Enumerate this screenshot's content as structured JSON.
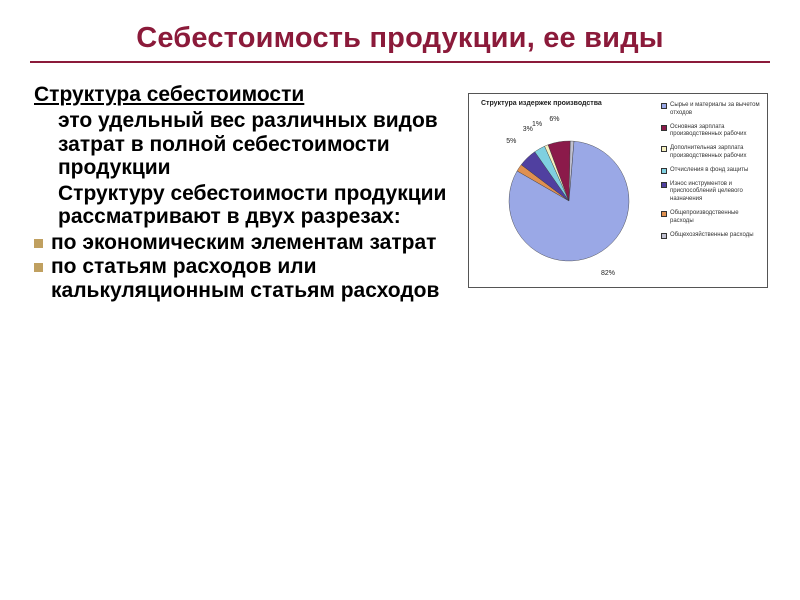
{
  "slide": {
    "title": "Себестоимость продукции, ее виды",
    "subtitle": "Структура себестоимости",
    "para1": "это удельный вес различных видов затрат в полной себестоимости продукции",
    "para2": "Структуру себестоимости продукции рассматривают в двух разрезах:",
    "bullets": [
      "по экономическим элементам затрат",
      "по статьям расходов или калькуляционным статьям расходов"
    ]
  },
  "chart": {
    "type": "pie",
    "title": "Структура издержек производства",
    "background_color": "#ffffff",
    "border_color": "#555555",
    "slices": [
      {
        "label": "Сырье и материалы за вычетом отходов",
        "value": 82,
        "color": "#9aa8e6",
        "callout": "82%"
      },
      {
        "label": "Основная зарплата производственных рабочих",
        "value": 6,
        "color": "#8b1a4a",
        "callout": "6%"
      },
      {
        "label": "Дополнительная зарплата производственных рабочих",
        "value": 1,
        "color": "#f5f0c0",
        "callout": "1%"
      },
      {
        "label": "Отчисления в фонд защиты",
        "value": 3,
        "color": "#7fd0e0",
        "callout": "3%"
      },
      {
        "label": "Износ инструментов и приспособлений целевого назначения",
        "value": 5,
        "color": "#5040a0",
        "callout": "5%"
      },
      {
        "label": "Общепроизводственные расходы",
        "value": 2,
        "color": "#e09050",
        "callout": ""
      },
      {
        "label": "Общехозяйственные расходы",
        "value": 1,
        "color": "#c0c0d0",
        "callout": ""
      }
    ],
    "label_fontsize": 7,
    "legend_fontsize": 6,
    "title_fontsize": 7
  },
  "colors": {
    "accent": "#8b1a3a",
    "bullet": "#c0a060",
    "text": "#000000"
  }
}
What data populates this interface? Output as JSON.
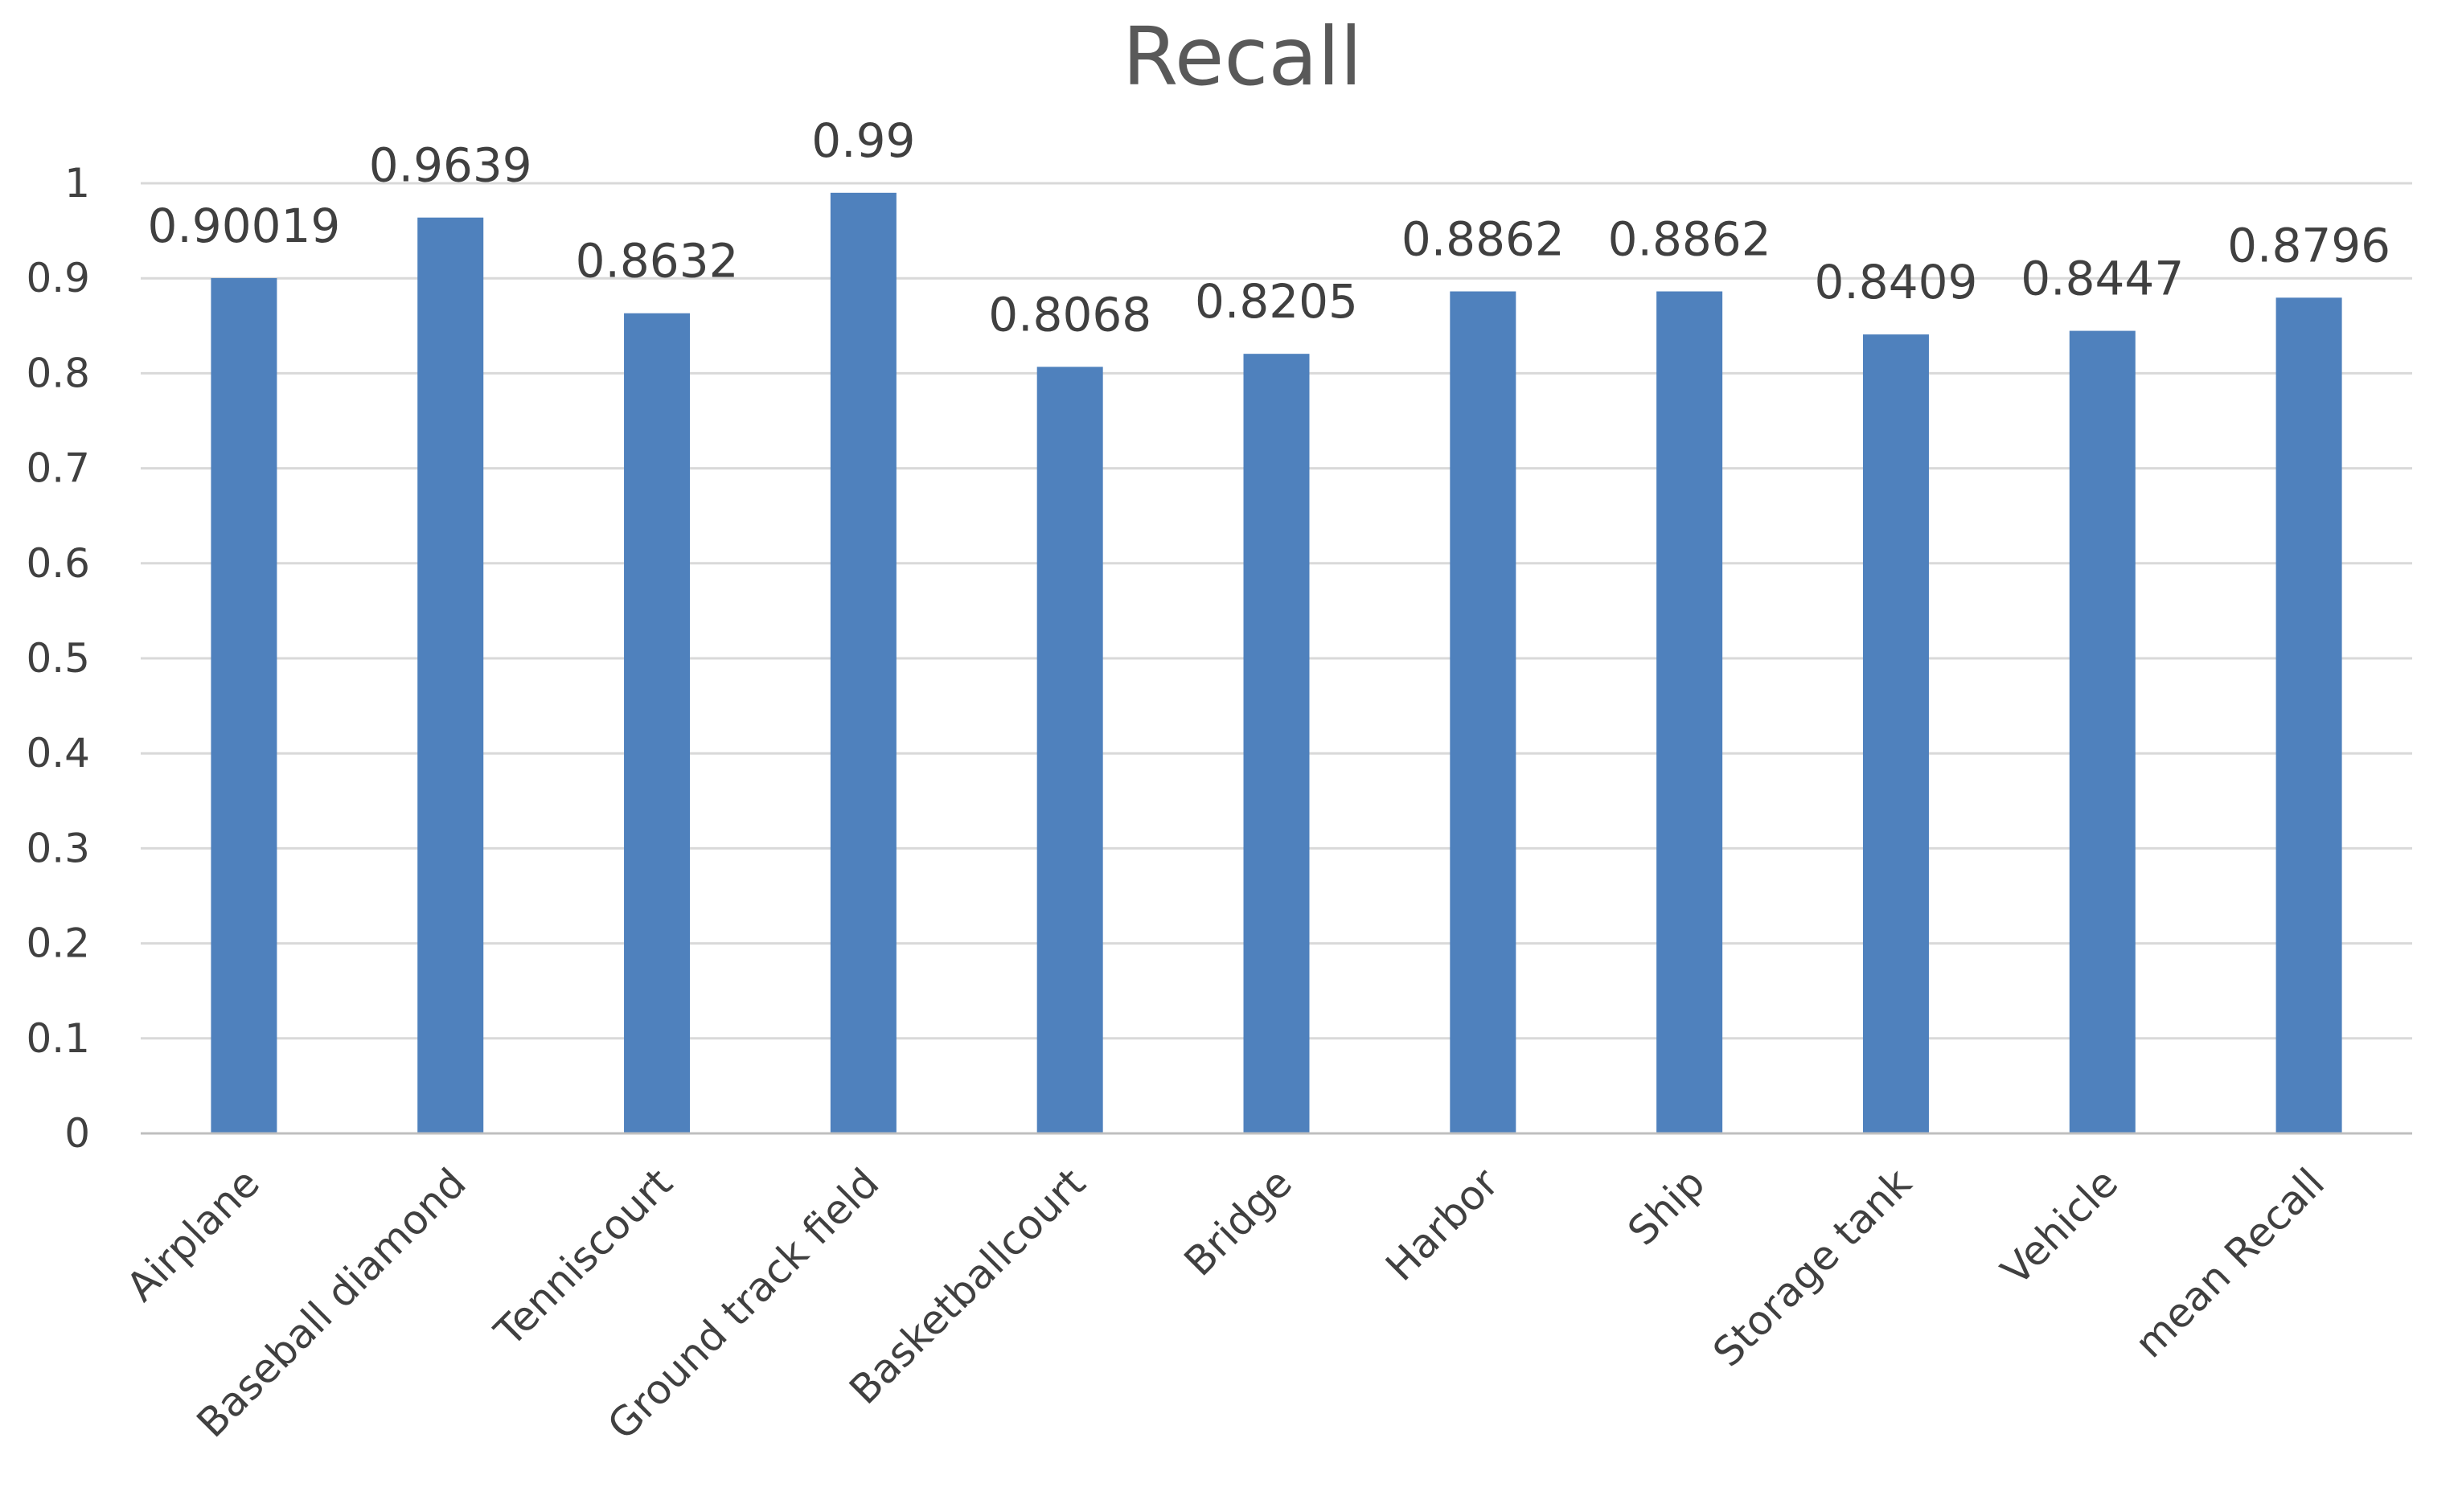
{
  "chart_data": {
    "type": "bar",
    "title": "Recall",
    "categories": [
      "Airplane",
      "Baseball diamond",
      "Tenniscourt",
      "Ground track field",
      "Basketballcourt",
      "Bridge",
      "Harbor",
      "Ship",
      "Storage tank",
      "Vehicle",
      "mean Recall"
    ],
    "values": [
      0.90019,
      0.9639,
      0.8632,
      0.99,
      0.8068,
      0.8205,
      0.8862,
      0.8862,
      0.8409,
      0.8447,
      0.8796
    ],
    "data_labels": [
      "0.90019",
      "0.9639",
      "0.8632",
      "0.99",
      "0.8068",
      "0.8205",
      "0.8862",
      "0.8862",
      "0.8409",
      "0.8447",
      "0.8796"
    ],
    "yticks": [
      "0",
      "0.1",
      "0.2",
      "0.3",
      "0.4",
      "0.5",
      "0.6",
      "0.7",
      "0.8",
      "0.9",
      "1"
    ],
    "ylim": [
      0,
      1
    ],
    "grid": true,
    "legend": "none",
    "bar_color": "#4f81bd"
  }
}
== == ==
Gather, from the listing above, every line carrying the word "затрат".

• [THE RESULT]:
    "para1": "это удельный вес различных видов затрат в полной себестоимости продукции",
      "по экономическим элементам затрат",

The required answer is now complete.